Repeat the records below exactly as they appear.

══════════

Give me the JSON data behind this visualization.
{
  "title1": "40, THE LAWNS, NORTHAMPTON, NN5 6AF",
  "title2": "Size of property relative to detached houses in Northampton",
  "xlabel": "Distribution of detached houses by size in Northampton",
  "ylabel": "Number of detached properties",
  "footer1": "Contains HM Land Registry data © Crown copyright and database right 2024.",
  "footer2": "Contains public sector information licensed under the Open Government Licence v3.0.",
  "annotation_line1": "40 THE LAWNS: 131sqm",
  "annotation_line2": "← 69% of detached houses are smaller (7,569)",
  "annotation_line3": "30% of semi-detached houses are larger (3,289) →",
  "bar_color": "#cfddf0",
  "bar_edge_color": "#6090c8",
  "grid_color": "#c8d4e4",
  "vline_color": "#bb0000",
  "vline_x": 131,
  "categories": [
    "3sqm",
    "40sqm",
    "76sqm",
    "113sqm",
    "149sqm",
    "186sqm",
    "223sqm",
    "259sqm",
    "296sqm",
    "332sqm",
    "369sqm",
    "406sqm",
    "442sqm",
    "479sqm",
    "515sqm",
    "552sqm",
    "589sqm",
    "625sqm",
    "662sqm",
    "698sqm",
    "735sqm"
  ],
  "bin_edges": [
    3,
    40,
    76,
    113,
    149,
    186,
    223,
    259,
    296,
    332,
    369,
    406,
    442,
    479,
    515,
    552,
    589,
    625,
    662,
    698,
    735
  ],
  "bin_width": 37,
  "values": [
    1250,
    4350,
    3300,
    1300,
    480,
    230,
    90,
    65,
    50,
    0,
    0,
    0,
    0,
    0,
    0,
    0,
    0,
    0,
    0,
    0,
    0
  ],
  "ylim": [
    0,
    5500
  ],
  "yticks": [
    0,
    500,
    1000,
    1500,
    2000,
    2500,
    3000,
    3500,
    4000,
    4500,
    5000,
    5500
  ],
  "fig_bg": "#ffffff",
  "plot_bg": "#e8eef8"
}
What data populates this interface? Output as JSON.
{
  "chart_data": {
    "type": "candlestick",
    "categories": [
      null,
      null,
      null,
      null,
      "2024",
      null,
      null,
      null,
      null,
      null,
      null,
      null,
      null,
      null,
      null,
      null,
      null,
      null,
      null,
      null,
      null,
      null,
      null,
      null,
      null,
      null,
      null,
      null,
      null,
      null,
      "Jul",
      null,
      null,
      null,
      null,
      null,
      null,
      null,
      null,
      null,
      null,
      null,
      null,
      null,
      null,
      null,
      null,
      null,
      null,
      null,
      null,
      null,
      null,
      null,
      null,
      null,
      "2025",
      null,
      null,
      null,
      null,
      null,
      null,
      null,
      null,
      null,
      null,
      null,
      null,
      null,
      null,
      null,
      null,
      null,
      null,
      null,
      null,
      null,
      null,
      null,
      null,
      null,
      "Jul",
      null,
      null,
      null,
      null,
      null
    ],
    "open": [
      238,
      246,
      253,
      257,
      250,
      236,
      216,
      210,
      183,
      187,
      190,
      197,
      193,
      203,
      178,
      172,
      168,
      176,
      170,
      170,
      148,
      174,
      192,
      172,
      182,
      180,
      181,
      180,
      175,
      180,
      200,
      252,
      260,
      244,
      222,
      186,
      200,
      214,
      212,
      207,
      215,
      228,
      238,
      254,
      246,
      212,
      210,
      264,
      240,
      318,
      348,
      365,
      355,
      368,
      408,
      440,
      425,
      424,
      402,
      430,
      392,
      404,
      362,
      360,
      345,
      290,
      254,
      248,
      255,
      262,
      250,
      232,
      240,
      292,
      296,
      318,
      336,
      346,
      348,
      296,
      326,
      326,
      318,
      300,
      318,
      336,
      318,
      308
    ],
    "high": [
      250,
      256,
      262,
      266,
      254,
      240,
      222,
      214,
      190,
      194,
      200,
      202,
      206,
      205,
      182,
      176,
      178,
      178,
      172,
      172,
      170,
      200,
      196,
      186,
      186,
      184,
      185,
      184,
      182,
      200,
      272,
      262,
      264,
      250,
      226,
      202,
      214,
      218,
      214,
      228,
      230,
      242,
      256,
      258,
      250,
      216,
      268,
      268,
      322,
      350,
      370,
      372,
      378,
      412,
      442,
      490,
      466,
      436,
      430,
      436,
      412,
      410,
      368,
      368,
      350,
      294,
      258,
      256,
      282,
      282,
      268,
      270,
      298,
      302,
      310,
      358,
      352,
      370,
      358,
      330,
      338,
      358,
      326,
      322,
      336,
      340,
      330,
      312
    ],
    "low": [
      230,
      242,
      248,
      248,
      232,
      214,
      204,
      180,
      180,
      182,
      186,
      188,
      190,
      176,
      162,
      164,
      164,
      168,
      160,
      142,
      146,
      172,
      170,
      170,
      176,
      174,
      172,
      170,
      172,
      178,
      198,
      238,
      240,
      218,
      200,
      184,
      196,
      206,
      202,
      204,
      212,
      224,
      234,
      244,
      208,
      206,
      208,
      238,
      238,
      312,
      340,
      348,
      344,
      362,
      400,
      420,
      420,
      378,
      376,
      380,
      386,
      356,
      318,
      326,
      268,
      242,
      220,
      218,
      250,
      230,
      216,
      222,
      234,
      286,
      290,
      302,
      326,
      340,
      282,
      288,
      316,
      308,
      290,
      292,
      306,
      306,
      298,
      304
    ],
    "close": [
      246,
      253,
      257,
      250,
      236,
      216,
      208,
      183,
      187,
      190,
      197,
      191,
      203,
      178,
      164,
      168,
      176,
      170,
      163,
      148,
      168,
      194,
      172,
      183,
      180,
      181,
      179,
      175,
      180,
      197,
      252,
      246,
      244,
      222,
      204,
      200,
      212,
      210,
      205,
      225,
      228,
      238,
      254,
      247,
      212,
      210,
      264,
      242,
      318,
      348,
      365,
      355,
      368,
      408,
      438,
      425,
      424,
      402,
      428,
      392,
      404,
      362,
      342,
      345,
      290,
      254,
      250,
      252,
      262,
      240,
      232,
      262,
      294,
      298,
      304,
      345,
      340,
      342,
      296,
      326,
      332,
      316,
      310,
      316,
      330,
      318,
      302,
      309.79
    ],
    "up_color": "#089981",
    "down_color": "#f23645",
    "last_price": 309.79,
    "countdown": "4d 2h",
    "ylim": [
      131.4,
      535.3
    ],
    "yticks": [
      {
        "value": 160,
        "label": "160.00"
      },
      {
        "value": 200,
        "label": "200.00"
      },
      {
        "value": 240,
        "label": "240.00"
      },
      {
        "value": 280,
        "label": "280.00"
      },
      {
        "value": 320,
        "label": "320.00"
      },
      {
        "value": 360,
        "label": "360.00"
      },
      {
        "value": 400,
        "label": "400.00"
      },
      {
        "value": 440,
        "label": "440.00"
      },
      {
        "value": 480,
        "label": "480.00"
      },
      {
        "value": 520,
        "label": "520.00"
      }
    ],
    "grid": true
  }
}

══════════

■ The output
Give me the JSON data behind this visualization.
{
  "title1": "40, THE LAWNS, NORTHAMPTON, NN5 6AF",
  "title2": "Size of property relative to detached houses in Northampton",
  "xlabel": "Distribution of detached houses by size in Northampton",
  "ylabel": "Number of detached properties",
  "footer1": "Contains HM Land Registry data © Crown copyright and database right 2024.",
  "footer2": "Contains public sector information licensed under the Open Government Licence v3.0.",
  "annotation_line1": "40 THE LAWNS: 131sqm",
  "annotation_line2": "← 69% of detached houses are smaller (7,569)",
  "annotation_line3": "30% of semi-detached houses are larger (3,289) →",
  "bar_color": "#cfddf0",
  "bar_edge_color": "#6090c8",
  "grid_color": "#c8d4e4",
  "vline_color": "#bb0000",
  "vline_x": 131,
  "categories": [
    "3sqm",
    "40sqm",
    "76sqm",
    "113sqm",
    "149sqm",
    "186sqm",
    "223sqm",
    "259sqm",
    "296sqm",
    "332sqm",
    "369sqm",
    "406sqm",
    "442sqm",
    "479sqm",
    "515sqm",
    "552sqm",
    "589sqm",
    "625sqm",
    "662sqm",
    "698sqm",
    "735sqm"
  ],
  "bin_edges": [
    3,
    40,
    76,
    113,
    149,
    186,
    223,
    259,
    296,
    332,
    369,
    406,
    442,
    479,
    515,
    552,
    589,
    625,
    662,
    698,
    735
  ],
  "bin_width": 37,
  "values": [
    1250,
    4350,
    3300,
    1300,
    480,
    230,
    90,
    65,
    50,
    0,
    0,
    0,
    0,
    0,
    0,
    0,
    0,
    0,
    0,
    0,
    0
  ],
  "ylim": [
    0,
    5500
  ],
  "yticks": [
    0,
    500,
    1000,
    1500,
    2000,
    2500,
    3000,
    3500,
    4000,
    4500,
    5000,
    5500
  ],
  "fig_bg": "#ffffff",
  "plot_bg": "#e8eef8"
}
What data populates this interface? Output as JSON.
{
  "chart_data": {
    "type": "candlestick",
    "categories": [
      null,
      null,
      null,
      null,
      "2024",
      null,
      null,
      null,
      null,
      null,
      null,
      null,
      null,
      null,
      null,
      null,
      null,
      null,
      null,
      null,
      null,
      null,
      null,
      null,
      null,
      null,
      null,
      null,
      null,
      null,
      "Jul",
      null,
      null,
      null,
      null,
      null,
      null,
      null,
      null,
      null,
      null,
      null,
      null,
      null,
      null,
      null,
      null,
      null,
      null,
      null,
      null,
      null,
      null,
      null,
      null,
      null,
      "2025",
      null,
      null,
      null,
      null,
      null,
      null,
      null,
      null,
      null,
      null,
      null,
      null,
      null,
      null,
      null,
      null,
      null,
      null,
      null,
      null,
      null,
      null,
      null,
      null,
      null,
      "Jul",
      null,
      null,
      null,
      null,
      null
    ],
    "open": [
      238,
      246,
      253,
      257,
      250,
      236,
      216,
      210,
      183,
      187,
      190,
      197,
      193,
      203,
      178,
      172,
      168,
      176,
      170,
      170,
      148,
      174,
      192,
      172,
      182,
      180,
      181,
      180,
      175,
      180,
      200,
      252,
      260,
      244,
      222,
      186,
      200,
      214,
      212,
      207,
      215,
      228,
      238,
      254,
      246,
      212,
      210,
      264,
      240,
      318,
      348,
      365,
      355,
      368,
      408,
      440,
      425,
      424,
      402,
      430,
      392,
      404,
      362,
      360,
      345,
      290,
      254,
      248,
      255,
      262,
      250,
      232,
      240,
      292,
      296,
      318,
      336,
      346,
      348,
      296,
      326,
      326,
      318,
      300,
      318,
      336,
      318,
      308
    ],
    "high": [
      250,
      256,
      262,
      266,
      254,
      240,
      222,
      214,
      190,
      194,
      200,
      202,
      206,
      205,
      182,
      176,
      178,
      178,
      172,
      172,
      170,
      200,
      196,
      186,
      186,
      184,
      185,
      184,
      182,
      200,
      272,
      262,
      264,
      250,
      226,
      202,
      214,
      218,
      214,
      228,
      230,
      242,
      256,
      258,
      250,
      216,
      268,
      268,
      322,
      350,
      370,
      372,
      378,
      412,
      442,
      490,
      466,
      436,
      430,
      436,
      412,
      410,
      368,
      368,
      350,
      294,
      258,
      256,
      282,
      282,
      268,
      270,
      298,
      302,
      310,
      358,
      352,
      370,
      358,
      330,
      338,
      358,
      326,
      322,
      336,
      340,
      330,
      312
    ],
    "low": [
      230,
      242,
      248,
      248,
      232,
      214,
      204,
      180,
      180,
      182,
      186,
      188,
      190,
      176,
      162,
      164,
      164,
      168,
      160,
      142,
      146,
      172,
      170,
      170,
      176,
      174,
      172,
      170,
      172,
      178,
      198,
      238,
      240,
      218,
      200,
      184,
      196,
      206,
      202,
      204,
      212,
      224,
      234,
      244,
      208,
      206,
      208,
      238,
      238,
      312,
      340,
      348,
      344,
      362,
      400,
      420,
      420,
      378,
      376,
      380,
      386,
      356,
      318,
      326,
      268,
      242,
      220,
      218,
      250,
      230,
      216,
      222,
      234,
      286,
      290,
      302,
      326,
      340,
      282,
      288,
      316,
      308,
      290,
      292,
      306,
      306,
      298,
      304
    ],
    "close": [
      246,
      253,
      257,
      250,
      236,
      216,
      208,
      183,
      187,
      190,
      197,
      191,
      203,
      178,
      164,
      168,
      176,
      170,
      163,
      148,
      168,
      194,
      172,
      183,
      180,
      181,
      179,
      175,
      180,
      197,
      252,
      246,
      244,
      222,
      204,
      200,
      212,
      210,
      205,
      225,
      228,
      238,
      254,
      247,
      212,
      210,
      264,
      242,
      318,
      348,
      365,
      355,
      368,
      408,
      438,
      425,
      424,
      402,
      428,
      392,
      404,
      362,
      342,
      345,
      290,
      254,
      250,
      252,
      262,
      240,
      232,
      262,
      294,
      298,
      304,
      345,
      340,
      342,
      296,
      326,
      332,
      316,
      310,
      316,
      330,
      318,
      302,
      309.79
    ],
    "up_color": "#089981",
    "down_color": "#f23645",
    "last_price": 309.79,
    "countdown": "4d 2h",
    "ylim": [
      131.4,
      535.3
    ],
    "yticks": [
      {
        "value": 160,
        "label": "160.00"
      },
      {
        "value": 200,
        "label": "200.00"
      },
      {
        "value": 240,
        "label": "240.00"
      },
      {
        "value": 280,
        "label": "280.00"
      },
      {
        "value": 320,
        "label": "320.00"
      },
      {
        "value": 360,
        "label": "360.00"
      },
      {
        "value": 400,
        "label": "400.00"
      },
      {
        "value": 440,
        "label": "440.00"
      },
      {
        "value": 480,
        "label": "480.00"
      },
      {
        "value": 520,
        "label": "520.00"
      }
    ],
    "grid": true
  }
}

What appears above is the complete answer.